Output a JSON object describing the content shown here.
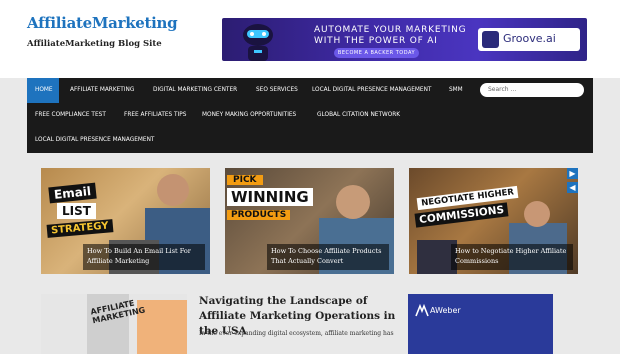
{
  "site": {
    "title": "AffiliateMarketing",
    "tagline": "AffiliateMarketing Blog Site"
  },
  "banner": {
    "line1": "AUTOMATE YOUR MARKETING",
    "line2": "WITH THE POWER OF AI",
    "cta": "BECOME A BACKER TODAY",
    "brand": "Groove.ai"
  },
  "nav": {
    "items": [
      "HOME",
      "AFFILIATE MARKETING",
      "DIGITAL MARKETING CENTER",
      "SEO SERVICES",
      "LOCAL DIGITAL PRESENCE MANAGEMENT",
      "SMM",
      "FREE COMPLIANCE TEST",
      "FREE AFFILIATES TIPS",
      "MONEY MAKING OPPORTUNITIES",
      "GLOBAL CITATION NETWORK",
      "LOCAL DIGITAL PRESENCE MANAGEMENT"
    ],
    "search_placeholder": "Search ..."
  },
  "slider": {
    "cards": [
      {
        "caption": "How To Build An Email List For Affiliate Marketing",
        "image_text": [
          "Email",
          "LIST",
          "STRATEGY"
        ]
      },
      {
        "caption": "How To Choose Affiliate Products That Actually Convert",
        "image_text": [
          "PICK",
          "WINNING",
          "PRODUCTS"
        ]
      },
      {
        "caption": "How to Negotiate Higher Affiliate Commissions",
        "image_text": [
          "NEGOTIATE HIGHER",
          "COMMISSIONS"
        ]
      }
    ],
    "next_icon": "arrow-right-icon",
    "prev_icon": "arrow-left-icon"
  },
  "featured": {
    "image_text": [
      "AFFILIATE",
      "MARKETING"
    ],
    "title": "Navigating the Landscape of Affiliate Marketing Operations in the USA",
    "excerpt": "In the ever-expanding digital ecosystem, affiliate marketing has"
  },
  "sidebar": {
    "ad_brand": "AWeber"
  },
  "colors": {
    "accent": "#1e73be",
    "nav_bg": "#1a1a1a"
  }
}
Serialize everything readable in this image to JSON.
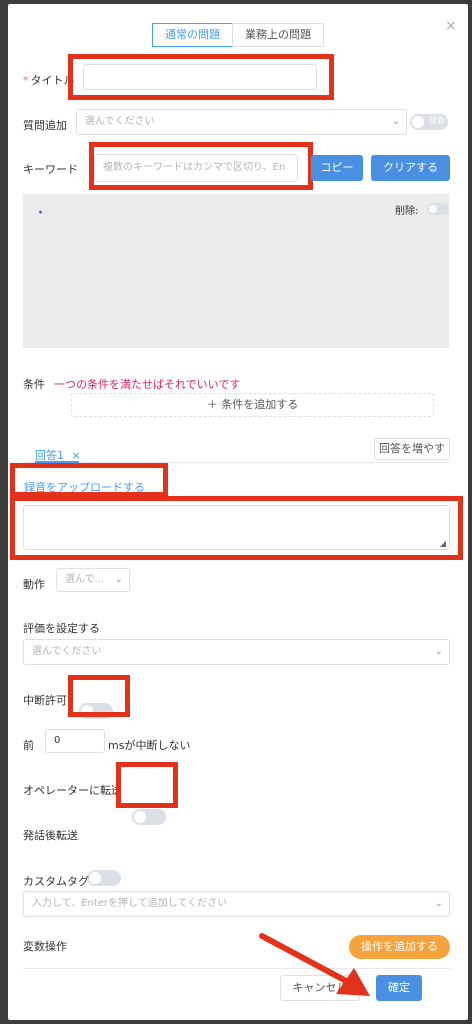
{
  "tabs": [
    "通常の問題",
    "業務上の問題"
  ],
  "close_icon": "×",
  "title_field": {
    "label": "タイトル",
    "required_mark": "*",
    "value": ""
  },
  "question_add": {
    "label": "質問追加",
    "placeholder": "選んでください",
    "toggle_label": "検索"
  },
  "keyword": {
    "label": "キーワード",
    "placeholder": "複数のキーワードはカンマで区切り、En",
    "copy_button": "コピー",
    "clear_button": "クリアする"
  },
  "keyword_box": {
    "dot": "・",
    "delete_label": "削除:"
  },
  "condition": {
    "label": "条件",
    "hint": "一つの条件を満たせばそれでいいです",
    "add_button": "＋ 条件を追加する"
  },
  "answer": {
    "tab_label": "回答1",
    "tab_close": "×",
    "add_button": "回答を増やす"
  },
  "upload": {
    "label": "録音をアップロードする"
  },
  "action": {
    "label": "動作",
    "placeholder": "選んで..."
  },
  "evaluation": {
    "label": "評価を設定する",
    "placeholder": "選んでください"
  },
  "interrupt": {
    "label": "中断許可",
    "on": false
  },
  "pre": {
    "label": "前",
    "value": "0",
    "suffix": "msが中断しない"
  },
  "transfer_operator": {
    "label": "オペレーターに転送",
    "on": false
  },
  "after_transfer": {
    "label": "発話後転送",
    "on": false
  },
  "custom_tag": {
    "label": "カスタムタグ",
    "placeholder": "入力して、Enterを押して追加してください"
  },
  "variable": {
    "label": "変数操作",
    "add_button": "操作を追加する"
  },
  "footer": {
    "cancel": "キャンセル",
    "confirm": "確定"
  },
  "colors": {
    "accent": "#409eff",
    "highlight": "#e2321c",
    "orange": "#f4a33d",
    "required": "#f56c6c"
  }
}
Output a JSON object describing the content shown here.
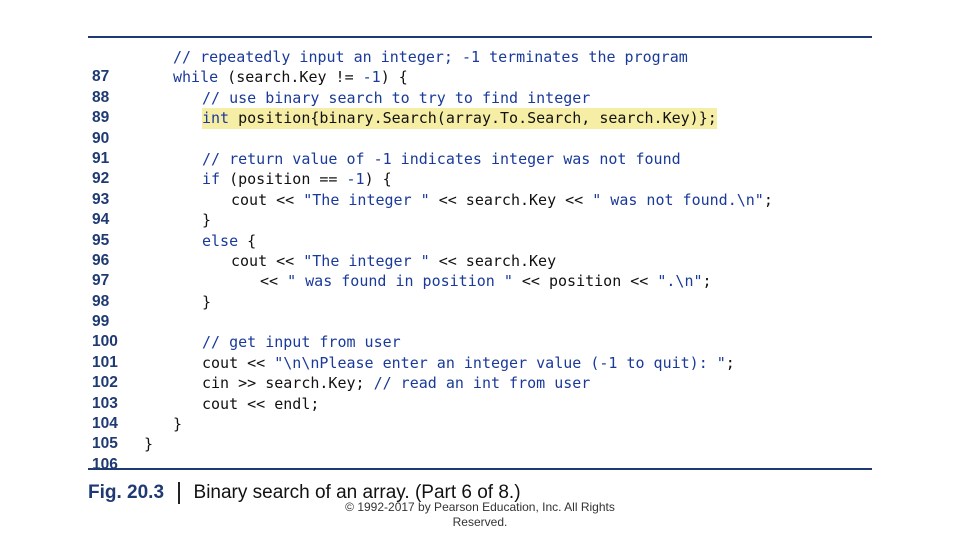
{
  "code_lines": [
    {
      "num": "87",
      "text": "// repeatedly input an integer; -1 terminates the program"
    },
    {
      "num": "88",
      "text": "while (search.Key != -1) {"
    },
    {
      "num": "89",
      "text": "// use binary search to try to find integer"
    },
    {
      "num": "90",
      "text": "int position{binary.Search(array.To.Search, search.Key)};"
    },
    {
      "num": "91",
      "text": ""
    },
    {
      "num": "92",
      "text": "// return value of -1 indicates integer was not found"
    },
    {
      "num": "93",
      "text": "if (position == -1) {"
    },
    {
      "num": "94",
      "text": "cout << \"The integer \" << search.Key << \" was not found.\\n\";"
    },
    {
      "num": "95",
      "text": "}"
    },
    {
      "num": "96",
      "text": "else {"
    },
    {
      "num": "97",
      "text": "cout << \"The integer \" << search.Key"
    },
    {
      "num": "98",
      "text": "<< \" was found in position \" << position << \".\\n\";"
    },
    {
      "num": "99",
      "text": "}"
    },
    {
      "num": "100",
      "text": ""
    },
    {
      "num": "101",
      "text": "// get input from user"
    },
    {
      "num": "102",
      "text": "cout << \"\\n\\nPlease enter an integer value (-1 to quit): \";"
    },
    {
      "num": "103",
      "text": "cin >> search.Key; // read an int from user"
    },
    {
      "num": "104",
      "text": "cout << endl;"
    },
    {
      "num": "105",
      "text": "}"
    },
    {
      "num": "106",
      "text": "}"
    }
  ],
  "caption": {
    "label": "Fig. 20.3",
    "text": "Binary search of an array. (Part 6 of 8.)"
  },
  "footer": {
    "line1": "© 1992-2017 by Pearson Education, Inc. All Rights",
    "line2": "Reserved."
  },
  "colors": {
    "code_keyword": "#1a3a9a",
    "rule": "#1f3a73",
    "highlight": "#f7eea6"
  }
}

■ ■ ■ ■

- Work to complete
Leave out the pictures and retype every line above exactly.

- Exercise solution
Output a JSON object describing the content shown here.
{
  "site": {
    "title": "AffiliateMarketing",
    "tagline": "AffiliateMarketing Blog Site"
  },
  "banner": {
    "line1": "AUTOMATE YOUR MARKETING",
    "line2": "WITH THE POWER OF AI",
    "cta": "BECOME A BACKER TODAY",
    "brand": "Groove.ai"
  },
  "nav": {
    "items": [
      "HOME",
      "AFFILIATE MARKETING",
      "DIGITAL MARKETING CENTER",
      "SEO SERVICES",
      "LOCAL DIGITAL PRESENCE MANAGEMENT",
      "SMM",
      "FREE COMPLIANCE TEST",
      "FREE AFFILIATES TIPS",
      "MONEY MAKING OPPORTUNITIES",
      "GLOBAL CITATION NETWORK",
      "LOCAL DIGITAL PRESENCE MANAGEMENT"
    ],
    "search_placeholder": "Search ..."
  },
  "slider": {
    "cards": [
      {
        "caption": "How To Build An Email List For Affiliate Marketing",
        "image_text": [
          "Email",
          "LIST",
          "STRATEGY"
        ]
      },
      {
        "caption": "How To Choose Affiliate Products That Actually Convert",
        "image_text": [
          "PICK",
          "WINNING",
          "PRODUCTS"
        ]
      },
      {
        "caption": "How to Negotiate Higher Affiliate Commissions",
        "image_text": [
          "NEGOTIATE HIGHER",
          "COMMISSIONS"
        ]
      }
    ],
    "next_icon": "arrow-right-icon",
    "prev_icon": "arrow-left-icon"
  },
  "featured": {
    "image_text": [
      "AFFILIATE",
      "MARKETING"
    ],
    "title": "Navigating the Landscape of Affiliate Marketing Operations in the USA",
    "excerpt": "In the ever-expanding digital ecosystem, affiliate marketing has"
  },
  "sidebar": {
    "ad_brand": "AWeber"
  },
  "colors": {
    "accent": "#1e73be",
    "nav_bg": "#1a1a1a"
  }
}
Serialize everything readable in this image to JSON.
{
  "tabs": [
    "通常の問題",
    "業務上の問題"
  ],
  "close_icon": "×",
  "title_field": {
    "label": "タイトル",
    "required_mark": "*",
    "value": ""
  },
  "question_add": {
    "label": "質問追加",
    "placeholder": "選んでください",
    "toggle_label": "検索"
  },
  "keyword": {
    "label": "キーワード",
    "placeholder": "複数のキーワードはカンマで区切り、En",
    "copy_button": "コピー",
    "clear_button": "クリアする"
  },
  "keyword_box": {
    "dot": "・",
    "delete_label": "削除:"
  },
  "condition": {
    "label": "条件",
    "hint": "一つの条件を満たせばそれでいいです",
    "add_button": "＋ 条件を追加する"
  },
  "answer": {
    "tab_label": "回答1",
    "tab_close": "×",
    "add_button": "回答を増やす"
  },
  "upload": {
    "label": "録音をアップロードする"
  },
  "action": {
    "label": "動作",
    "placeholder": "選んで..."
  },
  "evaluation": {
    "label": "評価を設定する",
    "placeholder": "選んでください"
  },
  "interrupt": {
    "label": "中断許可",
    "on": false
  },
  "pre": {
    "label": "前",
    "value": "0",
    "suffix": "msが中断しない"
  },
  "transfer_operator": {
    "label": "オペレーターに転送",
    "on": false
  },
  "after_transfer": {
    "label": "発話後転送",
    "on": false
  },
  "custom_tag": {
    "label": "カスタムタグ",
    "placeholder": "入力して、Enterを押して追加してください"
  },
  "variable": {
    "label": "変数操作",
    "add_button": "操作を追加する"
  },
  "footer": {
    "cancel": "キャンセル",
    "confirm": "確定"
  },
  "colors": {
    "accent": "#409eff",
    "highlight": "#e2321c",
    "orange": "#f4a33d",
    "required": "#f56c6c"
  }
}
Output a JSON object describing the content shown here.
{
  "code_lines": [
    {
      "num": "87",
      "text": "// repeatedly input an integer; -1 terminates the program"
    },
    {
      "num": "88",
      "text": "while (search.Key != -1) {"
    },
    {
      "num": "89",
      "text": "// use binary search to try to find integer"
    },
    {
      "num": "90",
      "text": "int position{binary.Search(array.To.Search, search.Key)};"
    },
    {
      "num": "91",
      "text": ""
    },
    {
      "num": "92",
      "text": "// return value of -1 indicates integer was not found"
    },
    {
      "num": "93",
      "text": "if (position == -1) {"
    },
    {
      "num": "94",
      "text": "cout << \"The integer \" << search.Key << \" was not found.\\n\";"
    },
    {
      "num": "95",
      "text": "}"
    },
    {
      "num": "96",
      "text": "else {"
    },
    {
      "num": "97",
      "text": "cout << \"The integer \" << search.Key"
    },
    {
      "num": "98",
      "text": "<< \" was found in position \" << position << \".\\n\";"
    },
    {
      "num": "99",
      "text": "}"
    },
    {
      "num": "100",
      "text": ""
    },
    {
      "num": "101",
      "text": "// get input from user"
    },
    {
      "num": "102",
      "text": "cout << \"\\n\\nPlease enter an integer value (-1 to quit): \";"
    },
    {
      "num": "103",
      "text": "cin >> search.Key; // read an int from user"
    },
    {
      "num": "104",
      "text": "cout << endl;"
    },
    {
      "num": "105",
      "text": "}"
    },
    {
      "num": "106",
      "text": "}"
    }
  ],
  "caption": {
    "label": "Fig. 20.3",
    "text": "Binary search of an array. (Part 6 of 8.)"
  },
  "footer": {
    "line1": "© 1992-2017 by Pearson Education, Inc. All Rights",
    "line2": "Reserved."
  },
  "colors": {
    "code_keyword": "#1a3a9a",
    "rule": "#1f3a73",
    "highlight": "#f7eea6"
  }
}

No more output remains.